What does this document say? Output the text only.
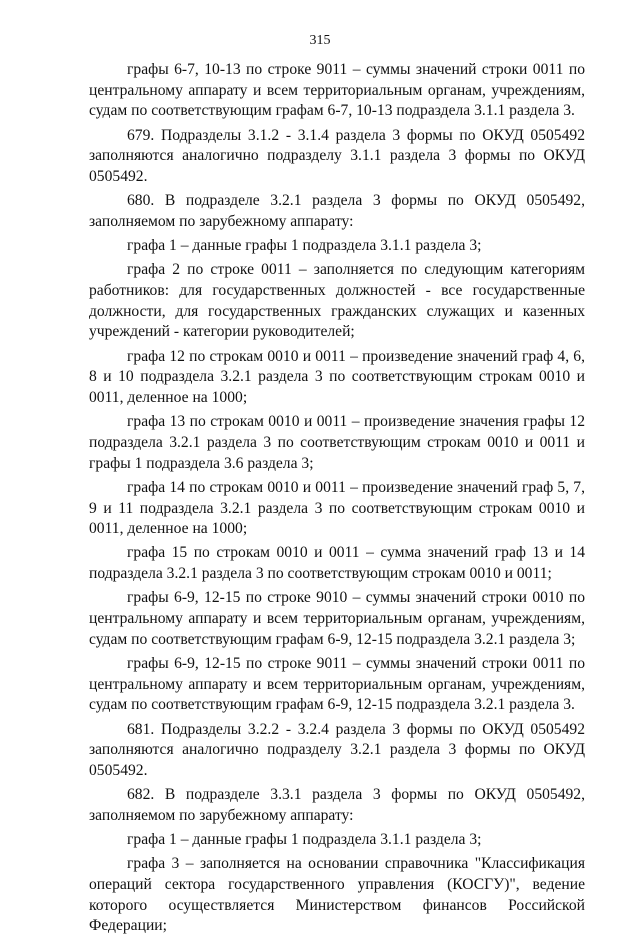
315

графы 6-7, 10-13 по строке 9011 – суммы значений строки 0011 по центральному аппарату и всем территориальным органам, учреждениям, судам по соответствующим графам 6-7, 10-13 подраздела 3.1.1 раздела 3.

679. Подразделы 3.1.2 - 3.1.4 раздела 3 формы по ОКУД 0505492 заполняются аналогично подразделу 3.1.1 раздела 3 формы по ОКУД 0505492.

680. В подразделе 3.2.1 раздела 3 формы по ОКУД 0505492, заполняемом по зарубежному аппарату:

графа 1 – данные графы 1 подраздела 3.1.1 раздела 3;

графа 2 по строке 0011 – заполняется по следующим категориям работников: для государственных должностей - все государственные должности, для государственных гражданских служащих и казенных учреждений - категории руководителей;

графа 12 по строкам 0010 и 0011 – произведение значений граф 4, 6, 8 и 10 подраздела 3.2.1 раздела 3 по соответствующим строкам 0010 и 0011, деленное на 1000;

графа 13 по строкам 0010 и 0011 – произведение значения графы 12 подраздела 3.2.1 раздела 3 по соответствующим строкам 0010 и 0011 и графы 1 подраздела 3.6 раздела 3;

графа 14 по строкам 0010 и 0011 – произведение значений граф 5, 7, 9 и 11 подраздела 3.2.1 раздела 3 по соответствующим строкам 0010 и 0011, деленное на 1000;

графа 15 по строкам 0010 и 0011 – сумма значений граф 13 и 14 подраздела 3.2.1 раздела 3 по соответствующим строкам 0010 и 0011;

графы 6-9, 12-15 по строке 9010 – суммы значений строки 0010 по центральному аппарату и всем территориальным органам, учреждениям, судам по соответствующим графам 6-9, 12-15 подраздела 3.2.1 раздела 3;

графы 6-9, 12-15 по строке 9011 – суммы значений строки 0011 по центральному аппарату и всем территориальным органам, учреждениям, судам по соответствующим графам 6-9, 12-15 подраздела 3.2.1 раздела 3.

681. Подразделы 3.2.2 - 3.2.4 раздела 3 формы по ОКУД 0505492 заполняются аналогично подразделу 3.2.1 раздела 3 формы по ОКУД 0505492.

682. В подразделе 3.3.1 раздела 3 формы по ОКУД 0505492, заполняемом по зарубежному аппарату:

графа 1 – данные графы 1 подраздела 3.1.1 раздела 3;

графа 3 – заполняется на основании справочника "Классификация операций сектора государственного управления (КОСГУ)", ведение которого осуществляется Министерством финансов Российской Федерации;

- - -

__Work instructions__:
Copy every entry word for word, but omit the pictures.

__Exercise solution__:
What does this document say? Output the text only.
315

графы 6-7, 10-13 по строке 9011 – суммы значений строки 0011 по центральному аппарату и всем территориальным органам, учреждениям, судам по соответствующим графам 6-7, 10-13 подраздела 3.1.1 раздела 3.

679. Подразделы 3.1.2 - 3.1.4 раздела 3 формы по ОКУД 0505492 заполняются аналогично подразделу 3.1.1 раздела 3 формы по ОКУД 0505492.

680. В подразделе 3.2.1 раздела 3 формы по ОКУД 0505492, заполняемом по зарубежному аппарату:

графа 1 – данные графы 1 подраздела 3.1.1 раздела 3;

графа 2 по строке 0011 – заполняется по следующим категориям работников: для государственных должностей - все государственные должности, для государственных гражданских служащих и казенных учреждений - категории руководителей;

графа 12 по строкам 0010 и 0011 – произведение значений граф 4, 6, 8 и 10 подраздела 3.2.1 раздела 3 по соответствующим строкам 0010 и 0011, деленное на 1000;

графа 13 по строкам 0010 и 0011 – произведение значения графы 12 подраздела 3.2.1 раздела 3 по соответствующим строкам 0010 и 0011 и графы 1 подраздела 3.6 раздела 3;

графа 14 по строкам 0010 и 0011 – произведение значений граф 5, 7, 9 и 11 подраздела 3.2.1 раздела 3 по соответствующим строкам 0010 и 0011, деленное на 1000;

графа 15 по строкам 0010 и 0011 – сумма значений граф 13 и 14 подраздела 3.2.1 раздела 3 по соответствующим строкам 0010 и 0011;

графы 6-9, 12-15 по строке 9010 – суммы значений строки 0010 по центральному аппарату и всем территориальным органам, учреждениям, судам по соответствующим графам 6-9, 12-15 подраздела 3.2.1 раздела 3;

графы 6-9, 12-15 по строке 9011 – суммы значений строки 0011 по центральному аппарату и всем территориальным органам, учреждениям, судам по соответствующим графам 6-9, 12-15 подраздела 3.2.1 раздела 3.

681. Подразделы 3.2.2 - 3.2.4 раздела 3 формы по ОКУД 0505492 заполняются аналогично подразделу 3.2.1 раздела 3 формы по ОКУД 0505492.

682. В подразделе 3.3.1 раздела 3 формы по ОКУД 0505492, заполняемом по зарубежному аппарату:

графа 1 – данные графы 1 подраздела 3.1.1 раздела 3;

графа 3 – заполняется на основании справочника "Классификация операций сектора государственного управления (КОСГУ)", ведение которого осуществляется Министерством финансов Российской Федерации;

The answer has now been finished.